Instructions for the task
In the records below, find the line containing "Parse this screenshot: output", then extract that line and all subsequent lines exactly, leaving out everything else.

* START *

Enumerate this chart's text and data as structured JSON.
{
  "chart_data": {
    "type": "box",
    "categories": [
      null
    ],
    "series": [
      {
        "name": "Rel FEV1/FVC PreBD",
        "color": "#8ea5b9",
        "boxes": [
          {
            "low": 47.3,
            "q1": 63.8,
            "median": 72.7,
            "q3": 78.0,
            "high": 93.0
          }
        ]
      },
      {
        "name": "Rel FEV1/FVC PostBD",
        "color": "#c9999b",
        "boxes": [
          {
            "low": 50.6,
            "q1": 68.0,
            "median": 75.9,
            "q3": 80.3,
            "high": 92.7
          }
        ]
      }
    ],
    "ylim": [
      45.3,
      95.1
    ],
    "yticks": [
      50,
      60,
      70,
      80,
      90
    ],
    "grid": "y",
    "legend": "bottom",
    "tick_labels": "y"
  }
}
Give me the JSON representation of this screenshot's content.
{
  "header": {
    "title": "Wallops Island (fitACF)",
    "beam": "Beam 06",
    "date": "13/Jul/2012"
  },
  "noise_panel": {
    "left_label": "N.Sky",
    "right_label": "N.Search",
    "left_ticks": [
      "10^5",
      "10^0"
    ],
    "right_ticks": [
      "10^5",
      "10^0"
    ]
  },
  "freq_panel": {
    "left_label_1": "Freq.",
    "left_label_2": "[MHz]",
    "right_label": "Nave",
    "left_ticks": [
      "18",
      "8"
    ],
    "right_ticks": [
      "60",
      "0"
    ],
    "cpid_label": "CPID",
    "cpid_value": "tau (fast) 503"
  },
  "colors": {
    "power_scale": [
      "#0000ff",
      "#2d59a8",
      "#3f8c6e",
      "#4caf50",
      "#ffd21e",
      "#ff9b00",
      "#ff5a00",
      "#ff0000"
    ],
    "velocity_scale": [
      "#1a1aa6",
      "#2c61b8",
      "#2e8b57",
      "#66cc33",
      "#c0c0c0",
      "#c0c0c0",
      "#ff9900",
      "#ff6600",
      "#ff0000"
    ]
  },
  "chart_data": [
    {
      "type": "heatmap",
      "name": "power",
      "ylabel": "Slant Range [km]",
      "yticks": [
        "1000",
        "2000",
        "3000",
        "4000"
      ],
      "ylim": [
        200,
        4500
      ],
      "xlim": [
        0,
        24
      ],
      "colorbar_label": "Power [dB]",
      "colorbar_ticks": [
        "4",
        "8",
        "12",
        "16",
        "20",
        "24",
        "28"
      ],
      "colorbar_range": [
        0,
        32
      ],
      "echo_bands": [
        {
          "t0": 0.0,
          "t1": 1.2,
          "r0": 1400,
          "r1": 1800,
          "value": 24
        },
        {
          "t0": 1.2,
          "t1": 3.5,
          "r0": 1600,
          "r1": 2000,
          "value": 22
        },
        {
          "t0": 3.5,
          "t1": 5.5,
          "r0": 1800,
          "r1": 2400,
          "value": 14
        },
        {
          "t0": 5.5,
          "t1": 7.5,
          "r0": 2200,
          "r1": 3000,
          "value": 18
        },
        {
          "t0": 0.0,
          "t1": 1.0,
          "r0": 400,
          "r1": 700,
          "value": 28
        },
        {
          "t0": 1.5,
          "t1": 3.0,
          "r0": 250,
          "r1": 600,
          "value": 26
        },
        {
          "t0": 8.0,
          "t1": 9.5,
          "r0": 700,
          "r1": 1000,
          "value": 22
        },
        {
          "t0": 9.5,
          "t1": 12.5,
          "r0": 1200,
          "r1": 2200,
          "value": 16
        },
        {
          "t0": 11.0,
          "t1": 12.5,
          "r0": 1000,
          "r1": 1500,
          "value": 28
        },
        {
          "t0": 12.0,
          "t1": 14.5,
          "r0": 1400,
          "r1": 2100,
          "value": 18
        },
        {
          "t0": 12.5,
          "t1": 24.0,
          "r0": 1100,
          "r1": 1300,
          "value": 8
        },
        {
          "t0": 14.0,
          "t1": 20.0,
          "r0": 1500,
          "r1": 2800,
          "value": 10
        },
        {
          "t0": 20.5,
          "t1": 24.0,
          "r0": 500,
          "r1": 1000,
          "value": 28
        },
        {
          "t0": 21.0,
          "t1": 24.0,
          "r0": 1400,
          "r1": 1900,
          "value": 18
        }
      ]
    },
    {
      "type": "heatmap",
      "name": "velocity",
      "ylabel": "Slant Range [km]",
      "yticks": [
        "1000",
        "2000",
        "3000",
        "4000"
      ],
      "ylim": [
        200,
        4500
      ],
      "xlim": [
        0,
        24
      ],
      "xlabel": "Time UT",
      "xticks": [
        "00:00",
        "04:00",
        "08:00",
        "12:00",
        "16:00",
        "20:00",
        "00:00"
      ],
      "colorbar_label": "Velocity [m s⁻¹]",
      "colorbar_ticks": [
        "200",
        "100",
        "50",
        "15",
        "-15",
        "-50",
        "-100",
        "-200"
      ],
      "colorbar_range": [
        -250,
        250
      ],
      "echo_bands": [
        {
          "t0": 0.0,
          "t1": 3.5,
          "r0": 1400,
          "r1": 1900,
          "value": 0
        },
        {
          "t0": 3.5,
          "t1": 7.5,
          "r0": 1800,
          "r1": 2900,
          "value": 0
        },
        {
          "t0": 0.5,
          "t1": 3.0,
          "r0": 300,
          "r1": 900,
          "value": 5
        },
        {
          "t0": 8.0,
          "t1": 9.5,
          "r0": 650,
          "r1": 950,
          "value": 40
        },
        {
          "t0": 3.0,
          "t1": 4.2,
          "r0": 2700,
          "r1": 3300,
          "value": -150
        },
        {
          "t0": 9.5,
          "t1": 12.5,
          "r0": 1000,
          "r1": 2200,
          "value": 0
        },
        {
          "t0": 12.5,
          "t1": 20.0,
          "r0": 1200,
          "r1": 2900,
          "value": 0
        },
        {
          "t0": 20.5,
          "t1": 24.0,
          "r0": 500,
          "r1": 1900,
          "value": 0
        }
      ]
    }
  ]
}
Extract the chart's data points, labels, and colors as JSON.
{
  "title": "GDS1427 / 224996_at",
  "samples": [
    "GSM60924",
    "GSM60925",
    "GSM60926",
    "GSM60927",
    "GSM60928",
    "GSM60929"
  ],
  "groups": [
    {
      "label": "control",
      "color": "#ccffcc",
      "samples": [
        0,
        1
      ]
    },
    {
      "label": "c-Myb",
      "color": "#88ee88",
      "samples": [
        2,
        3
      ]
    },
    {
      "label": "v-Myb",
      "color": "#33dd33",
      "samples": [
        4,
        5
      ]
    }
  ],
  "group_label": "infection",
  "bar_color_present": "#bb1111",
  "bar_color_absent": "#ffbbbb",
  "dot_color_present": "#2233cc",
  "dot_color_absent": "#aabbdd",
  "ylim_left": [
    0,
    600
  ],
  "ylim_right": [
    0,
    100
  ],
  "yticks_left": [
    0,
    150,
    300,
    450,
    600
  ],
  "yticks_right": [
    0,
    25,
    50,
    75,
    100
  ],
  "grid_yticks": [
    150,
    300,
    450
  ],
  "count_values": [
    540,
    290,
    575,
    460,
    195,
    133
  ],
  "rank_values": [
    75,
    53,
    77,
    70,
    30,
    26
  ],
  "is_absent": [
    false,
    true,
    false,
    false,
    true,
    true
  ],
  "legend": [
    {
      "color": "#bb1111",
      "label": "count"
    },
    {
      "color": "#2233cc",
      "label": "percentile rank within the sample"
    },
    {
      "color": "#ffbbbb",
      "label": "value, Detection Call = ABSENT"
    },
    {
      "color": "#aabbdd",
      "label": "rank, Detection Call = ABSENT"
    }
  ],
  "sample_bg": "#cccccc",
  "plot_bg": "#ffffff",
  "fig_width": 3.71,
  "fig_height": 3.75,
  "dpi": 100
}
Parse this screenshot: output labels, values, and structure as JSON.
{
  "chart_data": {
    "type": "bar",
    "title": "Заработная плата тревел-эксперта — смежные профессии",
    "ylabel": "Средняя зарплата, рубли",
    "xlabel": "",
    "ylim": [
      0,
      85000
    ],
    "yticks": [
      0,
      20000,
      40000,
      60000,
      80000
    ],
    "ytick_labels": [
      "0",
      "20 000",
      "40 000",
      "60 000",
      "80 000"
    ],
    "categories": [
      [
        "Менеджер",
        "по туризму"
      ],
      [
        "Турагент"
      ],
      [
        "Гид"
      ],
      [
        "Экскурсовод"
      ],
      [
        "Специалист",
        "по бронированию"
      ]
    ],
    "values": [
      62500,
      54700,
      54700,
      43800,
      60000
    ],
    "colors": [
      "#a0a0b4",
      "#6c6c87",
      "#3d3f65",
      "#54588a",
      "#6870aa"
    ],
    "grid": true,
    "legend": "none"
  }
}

* END *

Output of the task
Parse this screenshot: output labels, values, and structure as JSON.
{
  "chart_data": {
    "type": "bar",
    "title": "Заработная плата тревел-эксперта — смежные профессии",
    "ylabel": "Средняя зарплата, рубли",
    "xlabel": "",
    "ylim": [
      0,
      85000
    ],
    "yticks": [
      0,
      20000,
      40000,
      60000,
      80000
    ],
    "ytick_labels": [
      "0",
      "20 000",
      "40 000",
      "60 000",
      "80 000"
    ],
    "categories": [
      [
        "Менеджер",
        "по туризму"
      ],
      [
        "Турагент"
      ],
      [
        "Гид"
      ],
      [
        "Экскурсовод"
      ],
      [
        "Специалист",
        "по бронированию"
      ]
    ],
    "values": [
      62500,
      54700,
      54700,
      43800,
      60000
    ],
    "colors": [
      "#a0a0b4",
      "#6c6c87",
      "#3d3f65",
      "#54588a",
      "#6870aa"
    ],
    "grid": true,
    "legend": "none"
  }
}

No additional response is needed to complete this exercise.